## Begin MATERIAL TO PROCESS
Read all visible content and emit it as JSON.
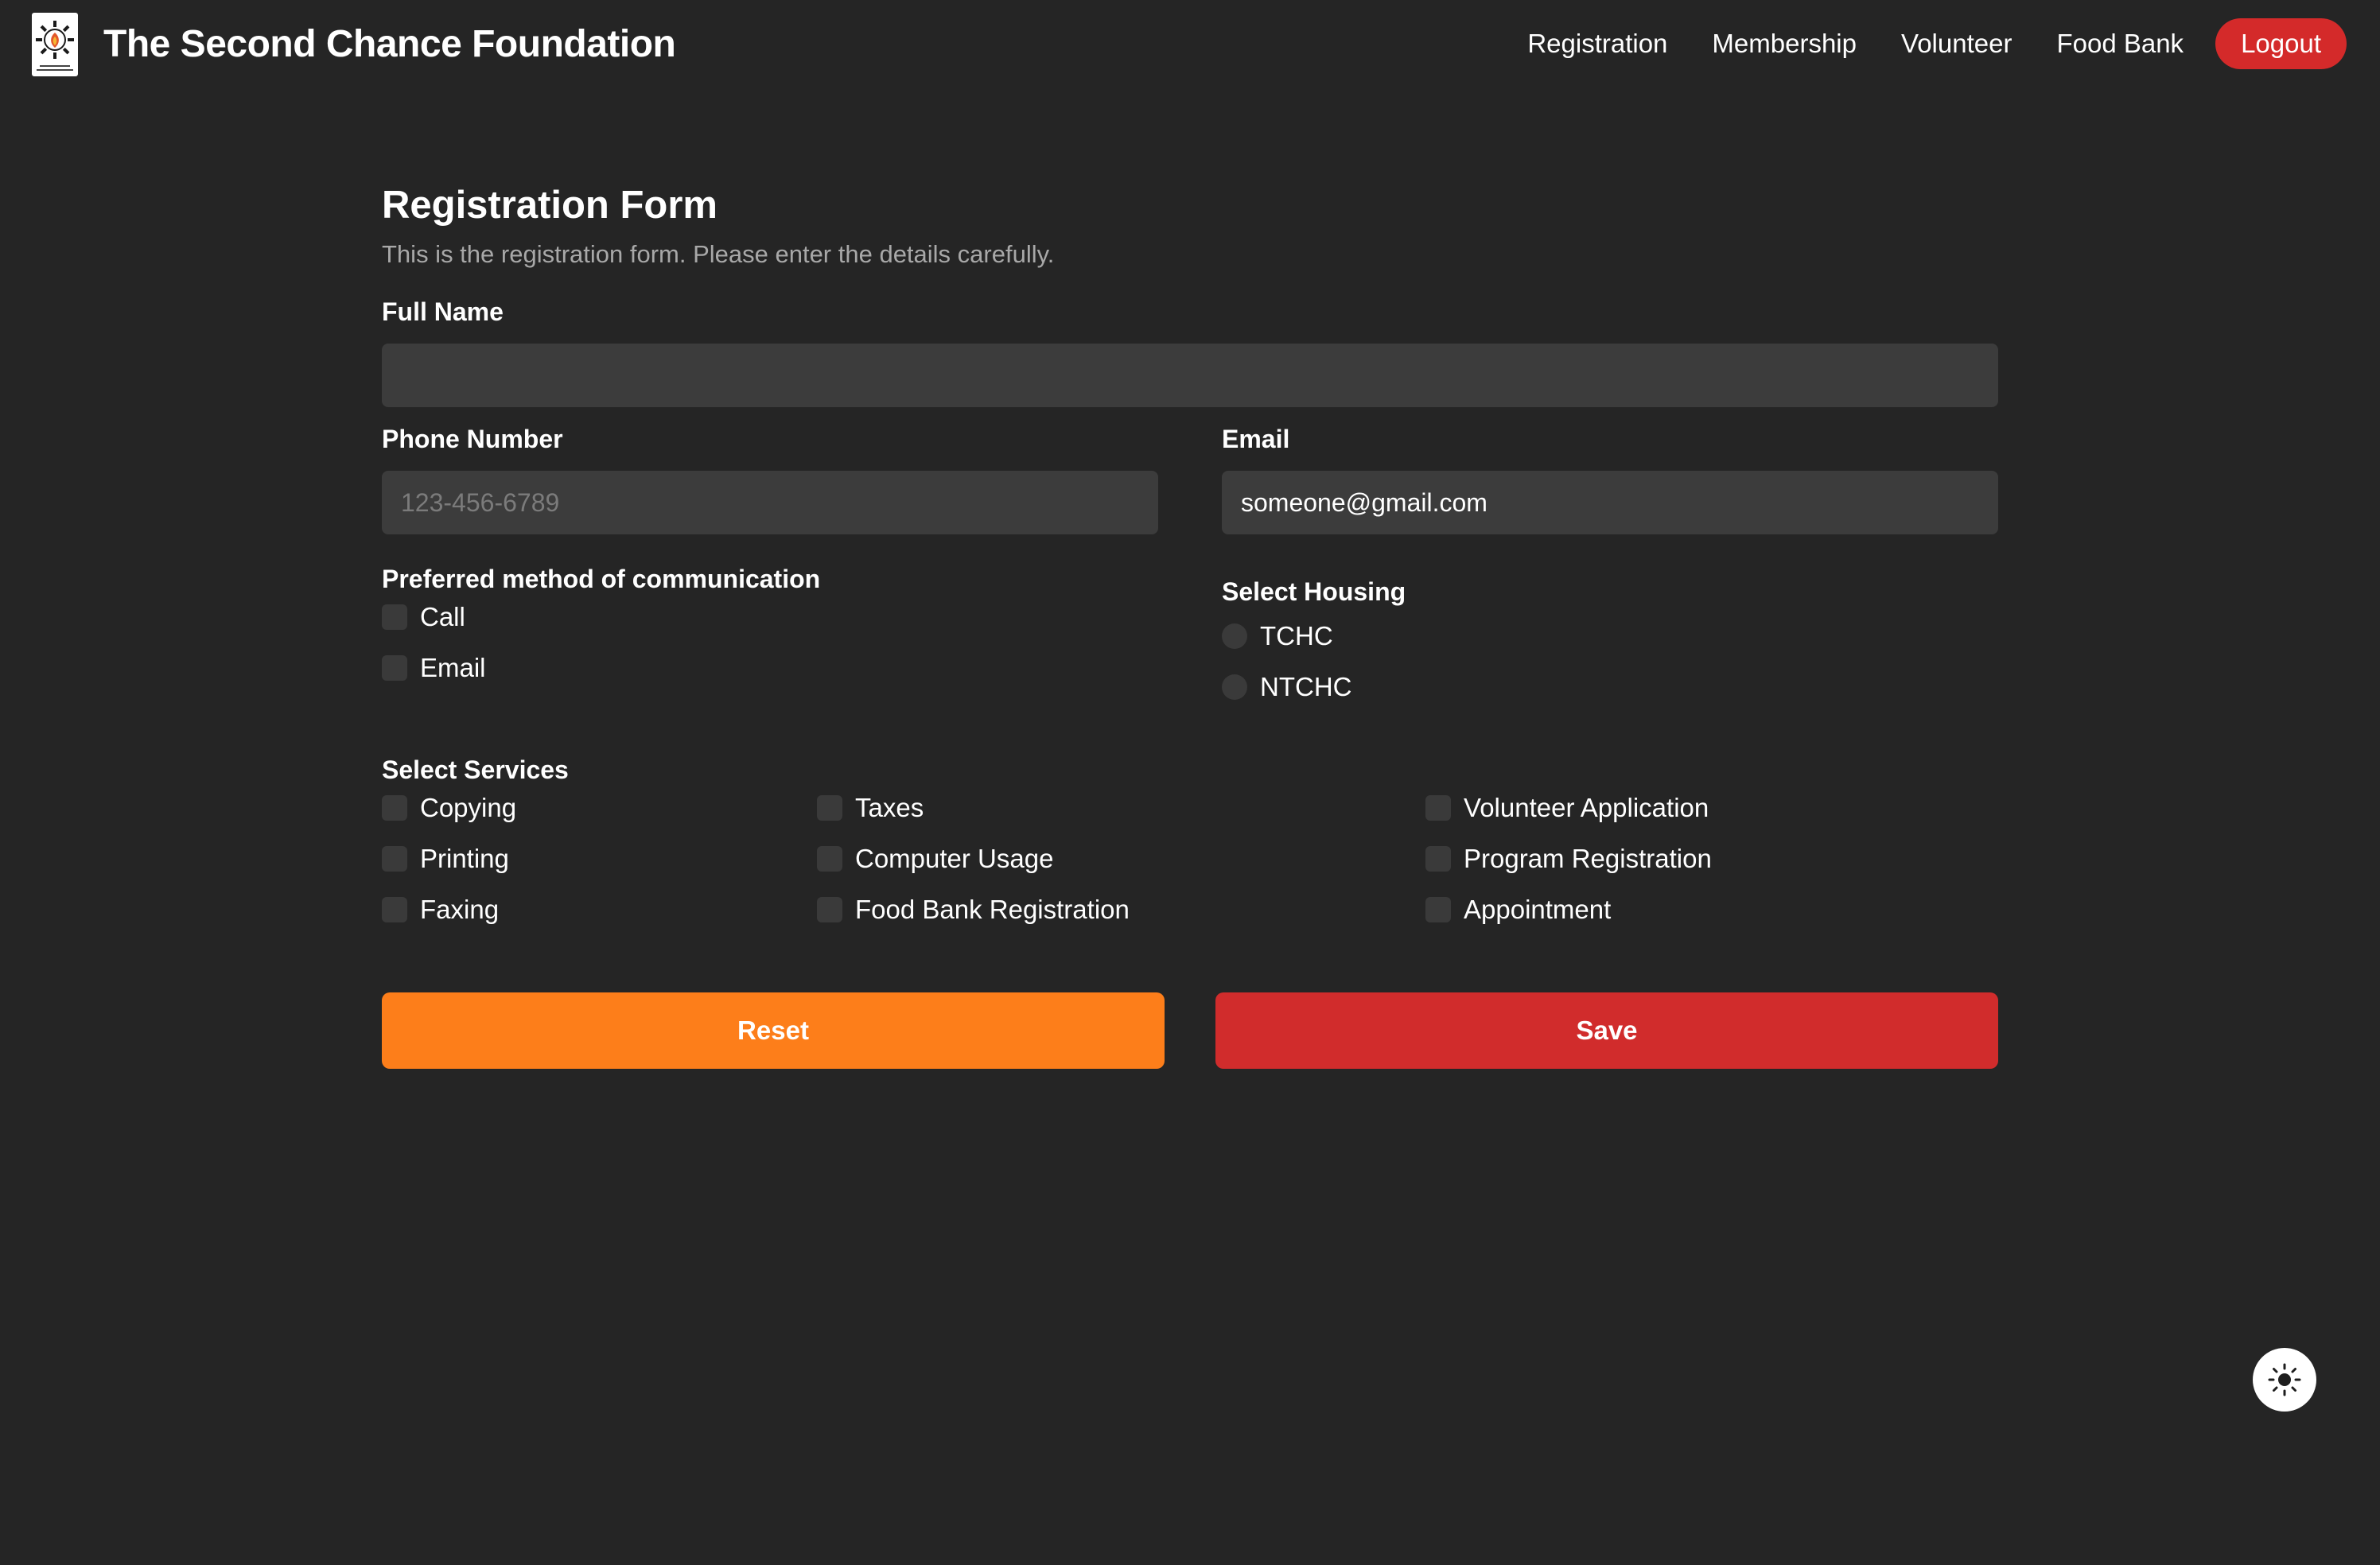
{
  "header": {
    "brand": "The Second Chance Foundation",
    "logo_icon": "foundation-logo-icon",
    "nav": [
      "Registration",
      "Membership",
      "Volunteer",
      "Food Bank"
    ],
    "logout_label": "Logout"
  },
  "form": {
    "title": "Registration Form",
    "subtitle": "This is the registration form. Please enter the details carefully.",
    "full_name": {
      "label": "Full Name",
      "value": "",
      "placeholder": ""
    },
    "phone": {
      "label": "Phone Number",
      "value": "",
      "placeholder": "123-456-6789"
    },
    "email": {
      "label": "Email",
      "value": "someone@gmail.com",
      "placeholder": ""
    },
    "communication": {
      "label": "Preferred method of communication",
      "options": [
        "Call",
        "Email"
      ]
    },
    "housing": {
      "label": "Select Housing",
      "options": [
        "TCHC",
        "NTCHC"
      ]
    },
    "services": {
      "label": "Select Services",
      "options": [
        "Copying",
        "Printing",
        "Faxing",
        "Taxes",
        "Computer Usage",
        "Food Bank Registration",
        "Volunteer Application",
        "Program Registration",
        "Appointment"
      ]
    },
    "reset_label": "Reset",
    "save_label": "Save"
  },
  "theme_toggle": {
    "icon": "sun-icon"
  },
  "colors": {
    "background": "#252525",
    "input_bg": "#3c3c3c",
    "accent_red": "#d12c2c",
    "accent_orange": "#fd7e1a"
  }
}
## End MATERIAL TO PROCESS
GOAL ▸ Above are the records; reproduce them exactly and leave out the pictures.

EXERCISE ANSWER ▸
Read all visible content and emit it as JSON.
{
  "header": {
    "brand": "The Second Chance Foundation",
    "logo_icon": "foundation-logo-icon",
    "nav": [
      "Registration",
      "Membership",
      "Volunteer",
      "Food Bank"
    ],
    "logout_label": "Logout"
  },
  "form": {
    "title": "Registration Form",
    "subtitle": "This is the registration form. Please enter the details carefully.",
    "full_name": {
      "label": "Full Name",
      "value": "",
      "placeholder": ""
    },
    "phone": {
      "label": "Phone Number",
      "value": "",
      "placeholder": "123-456-6789"
    },
    "email": {
      "label": "Email",
      "value": "someone@gmail.com",
      "placeholder": ""
    },
    "communication": {
      "label": "Preferred method of communication",
      "options": [
        "Call",
        "Email"
      ]
    },
    "housing": {
      "label": "Select Housing",
      "options": [
        "TCHC",
        "NTCHC"
      ]
    },
    "services": {
      "label": "Select Services",
      "options": [
        "Copying",
        "Printing",
        "Faxing",
        "Taxes",
        "Computer Usage",
        "Food Bank Registration",
        "Volunteer Application",
        "Program Registration",
        "Appointment"
      ]
    },
    "reset_label": "Reset",
    "save_label": "Save"
  },
  "theme_toggle": {
    "icon": "sun-icon"
  },
  "colors": {
    "background": "#252525",
    "input_bg": "#3c3c3c",
    "accent_red": "#d12c2c",
    "accent_orange": "#fd7e1a"
  }
}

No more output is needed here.